──────── Supplied entries

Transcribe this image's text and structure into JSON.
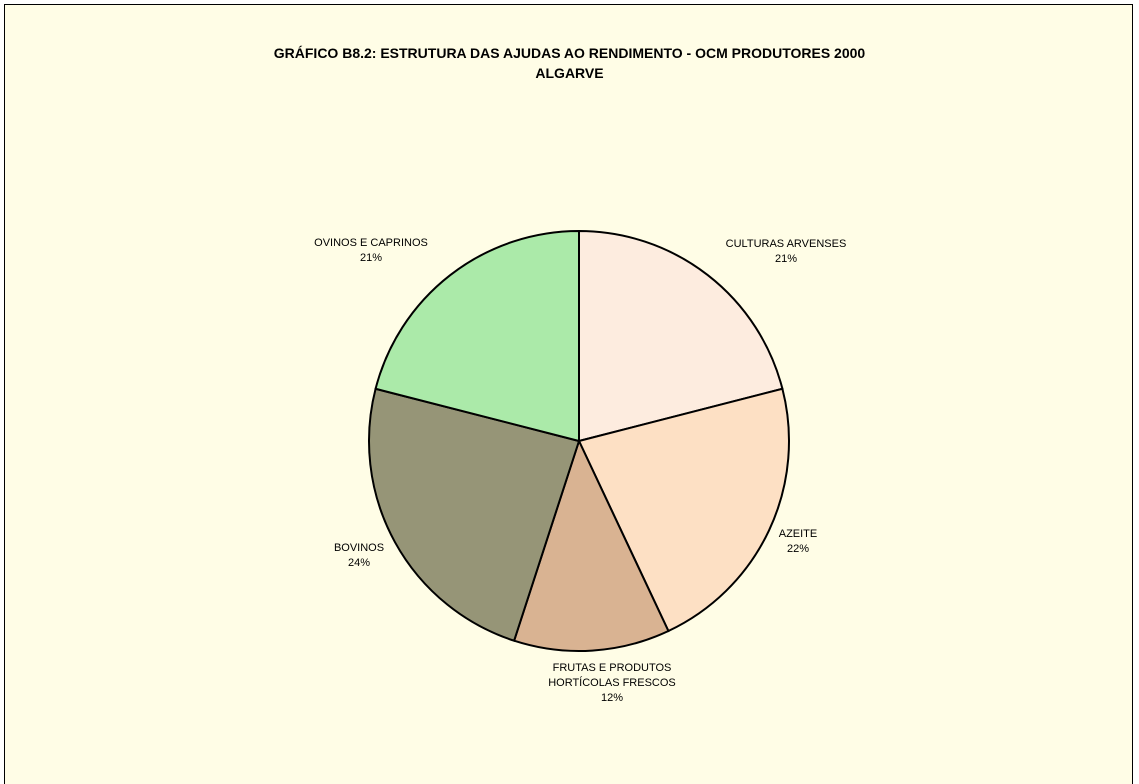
{
  "chart_data": {
    "type": "pie",
    "title_line1": "GRÁFICO B8.2: ESTRUTURA DAS AJUDAS AO RENDIMENTO - OCM PRODUTORES 2000",
    "title_line2": "ALGARVE",
    "slices": [
      {
        "label": [
          "CULTURAS ARVENSES"
        ],
        "percent_label": "21%",
        "value": 21,
        "color": "#fdecdf"
      },
      {
        "label": [
          "AZEITE"
        ],
        "percent_label": "22%",
        "value": 22,
        "color": "#fde0c4"
      },
      {
        "label": [
          "FRUTAS E PRODUTOS",
          "HORTÍCOLAS FRESCOS"
        ],
        "percent_label": "12%",
        "value": 12,
        "color": "#d9b392"
      },
      {
        "label": [
          "BOVINOS"
        ],
        "percent_label": "24%",
        "value": 24,
        "color": "#969577"
      },
      {
        "label": [
          "OVINOS E CAPRINOS"
        ],
        "percent_label": "21%",
        "value": 21,
        "color": "#abeaa9"
      }
    ],
    "start_angle": "12 o'clock",
    "direction": "clockwise",
    "legend": "none"
  }
}
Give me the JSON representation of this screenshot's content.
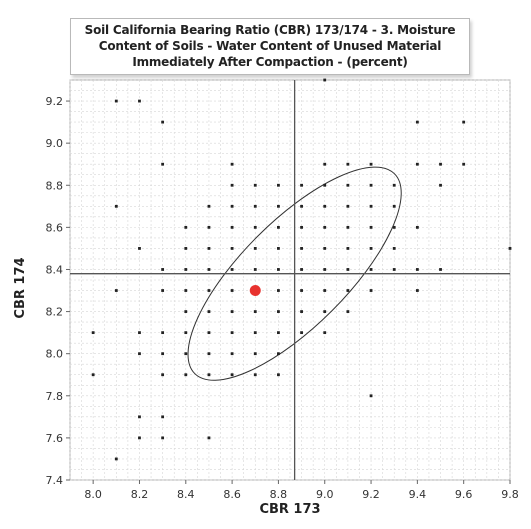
{
  "chart_data": {
    "type": "scatter",
    "title": "Soil California Bearing Ratio (CBR) 173/174 - 3. Moisture Content of Soils - Water Content of Unused Material Immediately After Compaction - (percent)",
    "xlabel": "CBR 173",
    "ylabel": "CBR 174",
    "xlim": [
      7.9,
      9.8
    ],
    "ylim": [
      7.4,
      9.3
    ],
    "x_ticks": [
      "8.0",
      "8.2",
      "8.4",
      "8.6",
      "8.8",
      "9.0",
      "9.2",
      "9.4",
      "9.6",
      "9.8"
    ],
    "y_ticks": [
      "7.4",
      "7.6",
      "7.8",
      "8.0",
      "8.2",
      "8.4",
      "8.6",
      "8.8",
      "9.0",
      "9.2"
    ],
    "grid": true,
    "crosshair": {
      "x": 8.87,
      "y": 8.38
    },
    "highlight_point": {
      "x": 8.7,
      "y": 8.3,
      "color": "#e8322f"
    },
    "ellipse": {
      "cx": 8.87,
      "cy": 8.38,
      "rx": 0.61,
      "ry": 0.25,
      "angle_deg": 45
    },
    "point_color": "#222222",
    "points": [
      [
        8.1,
        9.2
      ],
      [
        8.2,
        9.2
      ],
      [
        8.3,
        9.1
      ],
      [
        8.3,
        8.9
      ],
      [
        8.1,
        8.7
      ],
      [
        9.0,
        9.3
      ],
      [
        9.4,
        9.1
      ],
      [
        9.6,
        9.1
      ],
      [
        8.6,
        8.9
      ],
      [
        9.0,
        8.9
      ],
      [
        9.1,
        8.9
      ],
      [
        9.2,
        8.9
      ],
      [
        9.4,
        8.9
      ],
      [
        9.5,
        8.9
      ],
      [
        9.6,
        8.9
      ],
      [
        8.6,
        8.8
      ],
      [
        8.7,
        8.8
      ],
      [
        8.8,
        8.8
      ],
      [
        8.9,
        8.8
      ],
      [
        9.0,
        8.8
      ],
      [
        9.1,
        8.8
      ],
      [
        9.2,
        8.8
      ],
      [
        9.3,
        8.8
      ],
      [
        9.5,
        8.8
      ],
      [
        8.5,
        8.7
      ],
      [
        8.6,
        8.7
      ],
      [
        8.7,
        8.7
      ],
      [
        8.8,
        8.7
      ],
      [
        8.9,
        8.7
      ],
      [
        9.0,
        8.7
      ],
      [
        9.1,
        8.7
      ],
      [
        9.2,
        8.7
      ],
      [
        9.3,
        8.7
      ],
      [
        8.4,
        8.6
      ],
      [
        8.5,
        8.6
      ],
      [
        8.6,
        8.6
      ],
      [
        8.7,
        8.6
      ],
      [
        8.8,
        8.6
      ],
      [
        8.9,
        8.6
      ],
      [
        9.0,
        8.6
      ],
      [
        9.1,
        8.6
      ],
      [
        9.2,
        8.6
      ],
      [
        9.3,
        8.6
      ],
      [
        9.4,
        8.6
      ],
      [
        8.2,
        8.5
      ],
      [
        8.4,
        8.5
      ],
      [
        8.5,
        8.5
      ],
      [
        8.6,
        8.5
      ],
      [
        8.7,
        8.5
      ],
      [
        8.8,
        8.5
      ],
      [
        8.9,
        8.5
      ],
      [
        9.0,
        8.5
      ],
      [
        9.1,
        8.5
      ],
      [
        9.2,
        8.5
      ],
      [
        9.3,
        8.5
      ],
      [
        9.8,
        8.5
      ],
      [
        8.3,
        8.4
      ],
      [
        8.4,
        8.4
      ],
      [
        8.5,
        8.4
      ],
      [
        8.6,
        8.4
      ],
      [
        8.7,
        8.4
      ],
      [
        8.8,
        8.4
      ],
      [
        8.9,
        8.4
      ],
      [
        9.0,
        8.4
      ],
      [
        9.1,
        8.4
      ],
      [
        9.2,
        8.4
      ],
      [
        9.3,
        8.4
      ],
      [
        9.4,
        8.4
      ],
      [
        9.5,
        8.4
      ],
      [
        8.1,
        8.3
      ],
      [
        8.3,
        8.3
      ],
      [
        8.4,
        8.3
      ],
      [
        8.5,
        8.3
      ],
      [
        8.6,
        8.3
      ],
      [
        8.8,
        8.3
      ],
      [
        8.9,
        8.3
      ],
      [
        9.0,
        8.3
      ],
      [
        9.1,
        8.3
      ],
      [
        9.2,
        8.3
      ],
      [
        9.4,
        8.3
      ],
      [
        8.4,
        8.2
      ],
      [
        8.5,
        8.2
      ],
      [
        8.6,
        8.2
      ],
      [
        8.7,
        8.2
      ],
      [
        8.8,
        8.2
      ],
      [
        8.9,
        8.2
      ],
      [
        9.0,
        8.2
      ],
      [
        9.1,
        8.2
      ],
      [
        8.2,
        8.1
      ],
      [
        8.3,
        8.1
      ],
      [
        8.4,
        8.1
      ],
      [
        8.5,
        8.1
      ],
      [
        8.6,
        8.1
      ],
      [
        8.7,
        8.1
      ],
      [
        8.8,
        8.1
      ],
      [
        8.9,
        8.1
      ],
      [
        9.0,
        8.1
      ],
      [
        8.0,
        8.1
      ],
      [
        8.2,
        8.0
      ],
      [
        8.3,
        8.0
      ],
      [
        8.4,
        8.0
      ],
      [
        8.5,
        8.0
      ],
      [
        8.6,
        8.0
      ],
      [
        8.7,
        8.0
      ],
      [
        8.8,
        8.0
      ],
      [
        8.0,
        7.9
      ],
      [
        8.3,
        7.9
      ],
      [
        8.4,
        7.9
      ],
      [
        8.5,
        7.9
      ],
      [
        8.6,
        7.9
      ],
      [
        8.7,
        7.9
      ],
      [
        8.8,
        7.9
      ],
      [
        9.2,
        7.8
      ],
      [
        8.2,
        7.7
      ],
      [
        8.3,
        7.7
      ],
      [
        8.2,
        7.6
      ],
      [
        8.3,
        7.6
      ],
      [
        8.5,
        7.6
      ],
      [
        8.1,
        7.5
      ]
    ]
  }
}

────────────────

> **Request**: State the number of lines in the preceding entries that include the word "this". Provide nothing else.

> **Result of the task**: 2